CHALLENGE =
Write out all the data again, exactly as it stands.

[Extracted records]
>>>
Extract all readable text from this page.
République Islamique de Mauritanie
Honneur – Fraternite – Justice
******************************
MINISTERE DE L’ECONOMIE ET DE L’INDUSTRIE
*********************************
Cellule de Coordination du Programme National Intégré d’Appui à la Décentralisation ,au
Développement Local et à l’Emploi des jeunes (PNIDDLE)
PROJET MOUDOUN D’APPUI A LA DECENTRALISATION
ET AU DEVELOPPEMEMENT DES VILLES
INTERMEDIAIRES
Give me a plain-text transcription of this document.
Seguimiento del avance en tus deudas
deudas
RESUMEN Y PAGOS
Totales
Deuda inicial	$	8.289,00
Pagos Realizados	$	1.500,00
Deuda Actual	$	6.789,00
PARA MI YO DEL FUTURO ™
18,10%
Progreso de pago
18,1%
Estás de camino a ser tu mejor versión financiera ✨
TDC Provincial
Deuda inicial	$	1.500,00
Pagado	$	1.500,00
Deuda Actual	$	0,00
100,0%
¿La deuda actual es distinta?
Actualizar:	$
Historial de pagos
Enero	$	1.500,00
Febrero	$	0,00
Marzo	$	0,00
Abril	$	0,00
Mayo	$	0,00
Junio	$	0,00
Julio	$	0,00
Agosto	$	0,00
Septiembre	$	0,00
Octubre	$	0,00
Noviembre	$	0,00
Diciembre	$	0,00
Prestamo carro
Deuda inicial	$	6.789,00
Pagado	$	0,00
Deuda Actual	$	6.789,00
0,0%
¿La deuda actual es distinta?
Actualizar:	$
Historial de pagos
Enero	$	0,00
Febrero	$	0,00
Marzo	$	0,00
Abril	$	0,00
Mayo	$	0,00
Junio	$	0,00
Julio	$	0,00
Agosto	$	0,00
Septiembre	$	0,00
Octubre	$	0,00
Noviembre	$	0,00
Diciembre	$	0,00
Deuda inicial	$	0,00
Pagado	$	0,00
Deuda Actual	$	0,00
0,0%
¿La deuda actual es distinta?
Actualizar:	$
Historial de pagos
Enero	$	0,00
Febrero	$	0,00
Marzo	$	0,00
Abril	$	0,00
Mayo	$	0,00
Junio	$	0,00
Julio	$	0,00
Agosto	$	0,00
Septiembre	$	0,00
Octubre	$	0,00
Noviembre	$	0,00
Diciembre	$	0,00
<<<
OUTPUT BELOW =
Extract all readable text from this page.
République Islamique de Mauritanie
Honneur – Fraternite – Justice
******************************
MINISTERE DE L’ECONOMIE ET DE L’INDUSTRIE
*********************************
Cellule de Coordination du Programme National Intégré d’Appui à la Décentralisation ,au
Développement Local et à l’Emploi des jeunes (PNIDDLE)
PROJET MOUDOUN D’APPUI A LA DECENTRALISATION
ET AU DEVELOPPEMEMENT DES VILLES
INTERMEDIAIRES
Give me a plain-text transcription of this document.
Seguimiento del avance en tus deudas
deudas
RESUMEN Y PAGOS
Totales
Deuda inicial	$	8.289,00
Pagos Realizados	$	1.500,00
Deuda Actual	$	6.789,00
PARA MI YO DEL FUTURO ™
18,10%
Progreso de pago
18,1%
Estás de camino a ser tu mejor versión financiera ✨
TDC Provincial
Deuda inicial	$	1.500,00
Pagado	$	1.500,00
Deuda Actual	$	0,00
100,0%
¿La deuda actual es distinta?
Actualizar:	$
Historial de pagos
Enero	$	1.500,00
Febrero	$	0,00
Marzo	$	0,00
Abril	$	0,00
Mayo	$	0,00
Junio	$	0,00
Julio	$	0,00
Agosto	$	0,00
Septiembre	$	0,00
Octubre	$	0,00
Noviembre	$	0,00
Diciembre	$	0,00
Prestamo carro
Deuda inicial	$	6.789,00
Pagado	$	0,00
Deuda Actual	$	6.789,00
0,0%
¿La deuda actual es distinta?
Actualizar:	$
Historial de pagos
Enero	$	0,00
Febrero	$	0,00
Marzo	$	0,00
Abril	$	0,00
Mayo	$	0,00
Junio	$	0,00
Julio	$	0,00
Agosto	$	0,00
Septiembre	$	0,00
Octubre	$	0,00
Noviembre	$	0,00
Diciembre	$	0,00
Deuda inicial	$	0,00
Pagado	$	0,00
Deuda Actual	$	0,00
0,0%
¿La deuda actual es distinta?
Actualizar:	$
Historial de pagos
Enero	$	0,00
Febrero	$	0,00
Marzo	$	0,00
Abril	$	0,00
Mayo	$	0,00
Junio	$	0,00
Julio	$	0,00
Agosto	$	0,00
Septiembre	$	0,00
Octubre	$	0,00
Noviembre	$	0,00
Diciembre	$	0,00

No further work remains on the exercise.